### Request
Copy the lines of the material below word for word, starting at the line that contains "Text: 4.48%: 4.48% bbox=[759, 187, 789, 196]" and ending at the line that contains "Text: 2.44%: 2.44% bbox=[541, 187, 571, 196]", with both of those lines included.

═══ Exercise inputs

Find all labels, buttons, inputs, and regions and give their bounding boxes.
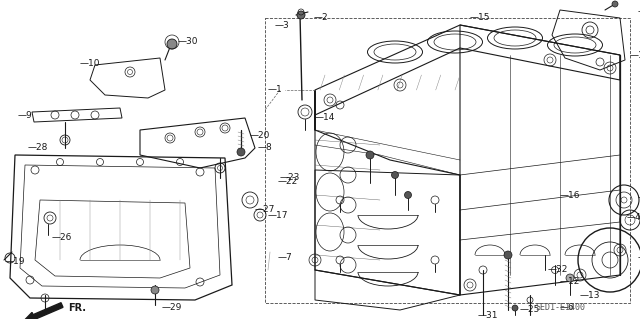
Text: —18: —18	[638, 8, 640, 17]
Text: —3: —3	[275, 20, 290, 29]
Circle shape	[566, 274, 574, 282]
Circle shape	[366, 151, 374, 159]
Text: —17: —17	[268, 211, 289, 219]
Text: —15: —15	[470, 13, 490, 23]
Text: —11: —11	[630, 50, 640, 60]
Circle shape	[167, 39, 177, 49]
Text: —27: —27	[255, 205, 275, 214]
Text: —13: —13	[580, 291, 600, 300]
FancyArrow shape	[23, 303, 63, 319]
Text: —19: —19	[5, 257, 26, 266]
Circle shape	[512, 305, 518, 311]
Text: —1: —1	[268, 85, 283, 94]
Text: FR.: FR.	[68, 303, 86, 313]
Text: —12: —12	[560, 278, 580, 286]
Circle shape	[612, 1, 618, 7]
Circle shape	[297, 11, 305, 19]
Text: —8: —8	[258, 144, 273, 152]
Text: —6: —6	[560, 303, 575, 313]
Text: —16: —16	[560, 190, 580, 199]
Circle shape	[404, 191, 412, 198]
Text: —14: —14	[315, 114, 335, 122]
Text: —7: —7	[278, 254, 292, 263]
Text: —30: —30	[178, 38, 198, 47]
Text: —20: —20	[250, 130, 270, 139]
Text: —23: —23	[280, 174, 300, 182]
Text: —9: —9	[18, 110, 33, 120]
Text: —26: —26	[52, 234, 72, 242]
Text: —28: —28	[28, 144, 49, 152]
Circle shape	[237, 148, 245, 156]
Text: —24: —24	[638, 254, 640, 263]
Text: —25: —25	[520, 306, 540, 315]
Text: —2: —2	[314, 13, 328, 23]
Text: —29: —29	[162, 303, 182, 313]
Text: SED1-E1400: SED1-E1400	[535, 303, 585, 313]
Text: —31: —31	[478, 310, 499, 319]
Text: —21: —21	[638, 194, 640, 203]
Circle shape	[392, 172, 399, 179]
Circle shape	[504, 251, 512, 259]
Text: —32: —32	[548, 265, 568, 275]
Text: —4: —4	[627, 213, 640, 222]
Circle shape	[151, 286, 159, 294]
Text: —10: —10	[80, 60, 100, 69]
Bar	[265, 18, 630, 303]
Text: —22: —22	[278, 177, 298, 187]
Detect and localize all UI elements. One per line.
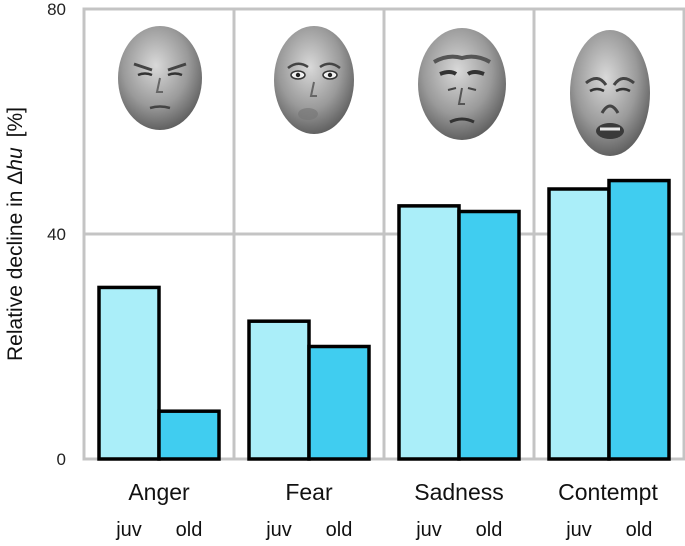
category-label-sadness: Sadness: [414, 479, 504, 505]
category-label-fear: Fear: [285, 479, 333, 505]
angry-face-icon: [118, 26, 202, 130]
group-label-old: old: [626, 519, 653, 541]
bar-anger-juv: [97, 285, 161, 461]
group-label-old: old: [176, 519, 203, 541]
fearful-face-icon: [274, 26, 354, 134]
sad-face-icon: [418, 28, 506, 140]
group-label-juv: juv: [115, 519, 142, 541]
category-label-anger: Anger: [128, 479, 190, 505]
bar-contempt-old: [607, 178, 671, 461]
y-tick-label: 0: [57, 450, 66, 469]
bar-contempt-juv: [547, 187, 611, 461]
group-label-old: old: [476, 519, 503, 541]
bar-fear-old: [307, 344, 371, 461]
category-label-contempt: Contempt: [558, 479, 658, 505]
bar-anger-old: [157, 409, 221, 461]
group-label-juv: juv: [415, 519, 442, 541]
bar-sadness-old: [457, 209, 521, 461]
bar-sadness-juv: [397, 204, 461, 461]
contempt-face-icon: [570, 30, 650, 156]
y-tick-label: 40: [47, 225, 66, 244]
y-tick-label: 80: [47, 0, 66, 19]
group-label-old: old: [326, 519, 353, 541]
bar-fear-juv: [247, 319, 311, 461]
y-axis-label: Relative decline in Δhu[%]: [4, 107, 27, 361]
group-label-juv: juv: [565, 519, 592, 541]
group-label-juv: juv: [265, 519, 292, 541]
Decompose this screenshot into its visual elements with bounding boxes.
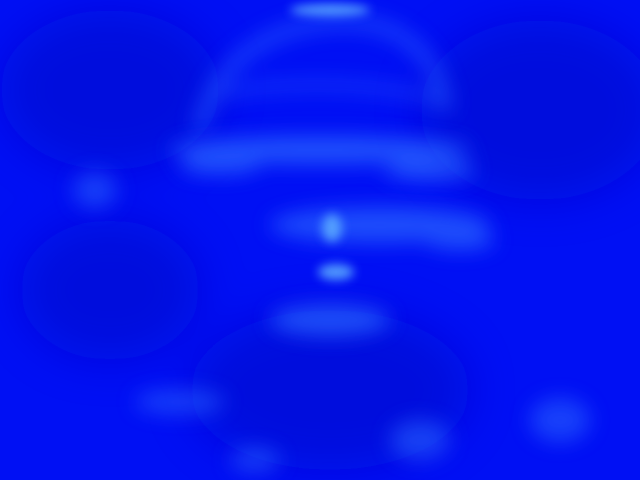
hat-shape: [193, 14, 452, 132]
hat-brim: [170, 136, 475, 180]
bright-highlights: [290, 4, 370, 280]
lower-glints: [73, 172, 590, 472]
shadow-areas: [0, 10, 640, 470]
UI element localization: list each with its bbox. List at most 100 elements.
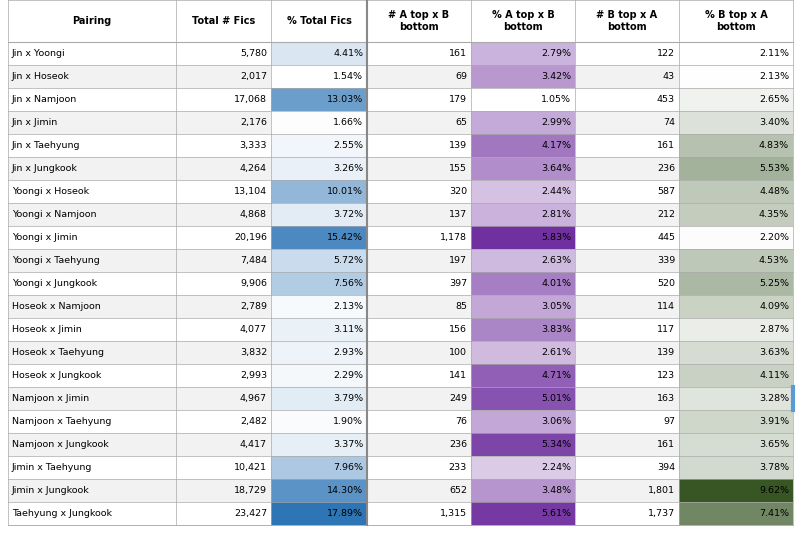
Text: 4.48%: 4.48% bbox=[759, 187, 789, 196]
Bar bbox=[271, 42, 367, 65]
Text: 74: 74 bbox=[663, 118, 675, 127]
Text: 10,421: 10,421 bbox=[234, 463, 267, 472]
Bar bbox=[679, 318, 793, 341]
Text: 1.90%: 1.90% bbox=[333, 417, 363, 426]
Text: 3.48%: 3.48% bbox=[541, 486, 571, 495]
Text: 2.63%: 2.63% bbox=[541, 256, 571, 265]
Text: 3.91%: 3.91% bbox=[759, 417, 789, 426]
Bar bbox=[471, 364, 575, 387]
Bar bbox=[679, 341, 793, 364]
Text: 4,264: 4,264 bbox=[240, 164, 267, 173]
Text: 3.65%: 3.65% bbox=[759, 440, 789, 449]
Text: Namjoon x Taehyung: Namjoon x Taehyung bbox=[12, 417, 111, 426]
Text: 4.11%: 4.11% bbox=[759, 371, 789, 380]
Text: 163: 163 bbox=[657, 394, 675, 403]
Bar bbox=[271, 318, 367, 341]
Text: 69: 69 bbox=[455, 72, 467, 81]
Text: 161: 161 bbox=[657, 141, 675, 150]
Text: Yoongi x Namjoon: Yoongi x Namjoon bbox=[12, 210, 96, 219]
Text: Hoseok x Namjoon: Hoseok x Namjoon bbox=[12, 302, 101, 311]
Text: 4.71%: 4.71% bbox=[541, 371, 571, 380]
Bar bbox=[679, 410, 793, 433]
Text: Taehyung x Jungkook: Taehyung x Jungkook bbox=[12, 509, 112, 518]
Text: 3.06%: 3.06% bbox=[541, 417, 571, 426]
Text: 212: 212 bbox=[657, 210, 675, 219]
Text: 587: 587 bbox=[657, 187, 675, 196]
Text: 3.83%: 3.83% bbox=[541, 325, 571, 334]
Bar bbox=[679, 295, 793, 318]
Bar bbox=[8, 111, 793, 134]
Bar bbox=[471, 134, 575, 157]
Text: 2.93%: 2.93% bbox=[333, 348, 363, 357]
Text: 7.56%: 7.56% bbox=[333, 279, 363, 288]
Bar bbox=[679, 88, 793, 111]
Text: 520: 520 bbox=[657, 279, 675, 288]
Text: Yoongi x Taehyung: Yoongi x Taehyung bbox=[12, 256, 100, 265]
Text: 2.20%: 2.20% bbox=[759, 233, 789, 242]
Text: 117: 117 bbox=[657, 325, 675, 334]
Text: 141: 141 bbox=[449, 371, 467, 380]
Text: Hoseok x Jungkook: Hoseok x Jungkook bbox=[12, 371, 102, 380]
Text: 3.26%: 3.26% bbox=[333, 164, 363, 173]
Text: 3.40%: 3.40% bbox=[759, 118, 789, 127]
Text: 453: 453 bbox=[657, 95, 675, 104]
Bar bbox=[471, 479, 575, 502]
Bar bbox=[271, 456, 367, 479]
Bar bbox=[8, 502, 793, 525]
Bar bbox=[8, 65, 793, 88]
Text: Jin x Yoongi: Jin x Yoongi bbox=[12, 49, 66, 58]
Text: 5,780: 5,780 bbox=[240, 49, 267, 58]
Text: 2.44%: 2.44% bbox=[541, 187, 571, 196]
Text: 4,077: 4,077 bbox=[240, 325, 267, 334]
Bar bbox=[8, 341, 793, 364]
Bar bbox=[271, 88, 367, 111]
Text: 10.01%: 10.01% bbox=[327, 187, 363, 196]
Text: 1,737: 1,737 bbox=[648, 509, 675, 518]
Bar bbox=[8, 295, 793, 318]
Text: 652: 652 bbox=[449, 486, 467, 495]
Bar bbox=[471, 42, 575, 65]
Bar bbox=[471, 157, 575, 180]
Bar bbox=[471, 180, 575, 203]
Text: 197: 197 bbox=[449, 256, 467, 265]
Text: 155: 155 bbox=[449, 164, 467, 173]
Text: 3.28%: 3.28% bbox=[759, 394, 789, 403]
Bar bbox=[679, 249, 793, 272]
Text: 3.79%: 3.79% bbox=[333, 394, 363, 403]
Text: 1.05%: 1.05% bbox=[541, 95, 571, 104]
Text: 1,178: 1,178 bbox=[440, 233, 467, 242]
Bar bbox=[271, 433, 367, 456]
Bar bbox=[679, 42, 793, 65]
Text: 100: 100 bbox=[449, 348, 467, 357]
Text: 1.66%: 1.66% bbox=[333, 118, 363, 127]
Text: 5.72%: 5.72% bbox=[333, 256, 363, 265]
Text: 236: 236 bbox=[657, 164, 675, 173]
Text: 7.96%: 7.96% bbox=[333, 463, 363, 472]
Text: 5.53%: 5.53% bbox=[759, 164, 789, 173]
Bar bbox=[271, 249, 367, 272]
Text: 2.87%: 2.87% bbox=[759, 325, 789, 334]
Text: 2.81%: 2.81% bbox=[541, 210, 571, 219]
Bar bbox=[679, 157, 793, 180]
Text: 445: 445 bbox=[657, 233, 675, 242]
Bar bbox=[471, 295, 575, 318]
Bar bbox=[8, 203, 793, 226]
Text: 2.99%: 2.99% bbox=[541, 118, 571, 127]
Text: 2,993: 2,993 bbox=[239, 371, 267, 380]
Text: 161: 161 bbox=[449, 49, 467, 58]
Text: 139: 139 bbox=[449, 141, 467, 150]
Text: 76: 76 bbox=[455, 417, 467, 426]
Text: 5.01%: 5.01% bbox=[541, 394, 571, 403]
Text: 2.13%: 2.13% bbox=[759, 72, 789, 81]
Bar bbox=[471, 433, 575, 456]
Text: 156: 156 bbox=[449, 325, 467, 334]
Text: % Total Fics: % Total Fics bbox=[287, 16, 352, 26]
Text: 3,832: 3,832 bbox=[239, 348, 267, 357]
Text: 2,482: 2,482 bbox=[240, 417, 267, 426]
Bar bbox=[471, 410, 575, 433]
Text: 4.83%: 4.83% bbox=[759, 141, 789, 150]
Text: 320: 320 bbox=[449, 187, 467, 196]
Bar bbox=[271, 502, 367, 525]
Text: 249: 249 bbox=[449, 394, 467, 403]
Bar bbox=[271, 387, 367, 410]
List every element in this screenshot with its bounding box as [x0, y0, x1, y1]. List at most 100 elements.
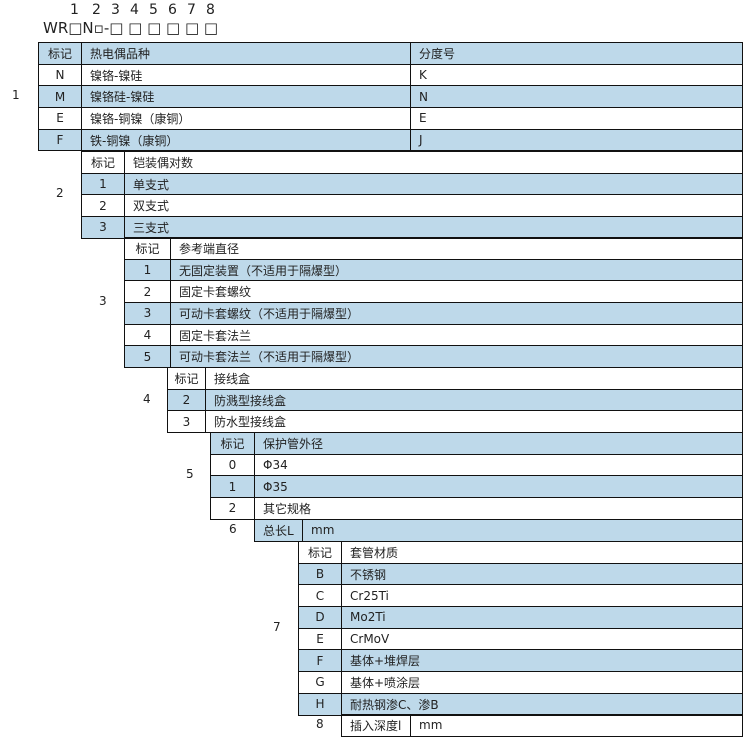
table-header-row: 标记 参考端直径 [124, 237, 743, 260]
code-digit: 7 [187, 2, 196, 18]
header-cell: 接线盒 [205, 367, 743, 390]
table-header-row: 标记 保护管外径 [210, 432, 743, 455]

══════

### Answer for this exercise
Text: 4.48%: 4.48% bbox=[759, 187, 789, 196]
Bar bbox=[271, 42, 367, 65]
Text: 74: 74 bbox=[663, 118, 675, 127]
Text: 10,421: 10,421 bbox=[234, 463, 267, 472]
Bar bbox=[679, 318, 793, 341]
Text: 1.90%: 1.90% bbox=[333, 417, 363, 426]
Text: 3.48%: 3.48% bbox=[541, 486, 571, 495]
Text: 2.63%: 2.63% bbox=[541, 256, 571, 265]
Text: 3.91%: 3.91% bbox=[759, 417, 789, 426]
Bar bbox=[471, 364, 575, 387]
Bar bbox=[679, 341, 793, 364]
Text: 4,264: 4,264 bbox=[240, 164, 267, 173]
Text: 3.65%: 3.65% bbox=[759, 440, 789, 449]
Text: Namjoon x Taehyung: Namjoon x Taehyung bbox=[12, 417, 111, 426]
Text: 4.11%: 4.11% bbox=[759, 371, 789, 380]
Text: 163: 163 bbox=[657, 394, 675, 403]
Bar bbox=[271, 318, 367, 341]
Text: 69: 69 bbox=[455, 72, 467, 81]
Text: 161: 161 bbox=[657, 141, 675, 150]
Text: Yoongi x Namjoon: Yoongi x Namjoon bbox=[12, 210, 96, 219]
Text: Hoseok x Namjoon: Hoseok x Namjoon bbox=[12, 302, 101, 311]
Text: 4.71%: 4.71% bbox=[541, 371, 571, 380]
Bar bbox=[679, 410, 793, 433]
Text: Taehyung x Jungkook: Taehyung x Jungkook bbox=[12, 509, 112, 518]
Text: 3.06%: 3.06% bbox=[541, 417, 571, 426]
Text: 212: 212 bbox=[657, 210, 675, 219]
Text: 587: 587 bbox=[657, 187, 675, 196]
Text: 3.83%: 3.83% bbox=[541, 325, 571, 334]
Bar bbox=[679, 295, 793, 318]
Bar bbox=[8, 111, 793, 134]
Bar bbox=[471, 134, 575, 157]
Text: 2.93%: 2.93% bbox=[333, 348, 363, 357]
Text: 7.56%: 7.56% bbox=[333, 279, 363, 288]
Bar bbox=[679, 88, 793, 111]
Text: 520: 520 bbox=[657, 279, 675, 288]
Text: Yoongi x Taehyung: Yoongi x Taehyung bbox=[12, 256, 100, 265]
Text: 2.20%: 2.20% bbox=[759, 233, 789, 242]
Text: 117: 117 bbox=[657, 325, 675, 334]
Text: 141: 141 bbox=[449, 371, 467, 380]
Text: Hoseok x Jungkook: Hoseok x Jungkook bbox=[12, 371, 102, 380]
Text: 3.26%: 3.26% bbox=[333, 164, 363, 173]
Text: 3.40%: 3.40% bbox=[759, 118, 789, 127]
Text: 453: 453 bbox=[657, 95, 675, 104]
Bar bbox=[471, 479, 575, 502]
Bar bbox=[271, 456, 367, 479]
Bar bbox=[8, 502, 793, 525]
Bar bbox=[8, 65, 793, 88]
Text: Jin x Yoongi: Jin x Yoongi bbox=[12, 49, 66, 58]
Text: 5,780: 5,780 bbox=[240, 49, 267, 58]
Text: 2.44%: 2.44% bbox=[541, 187, 571, 196]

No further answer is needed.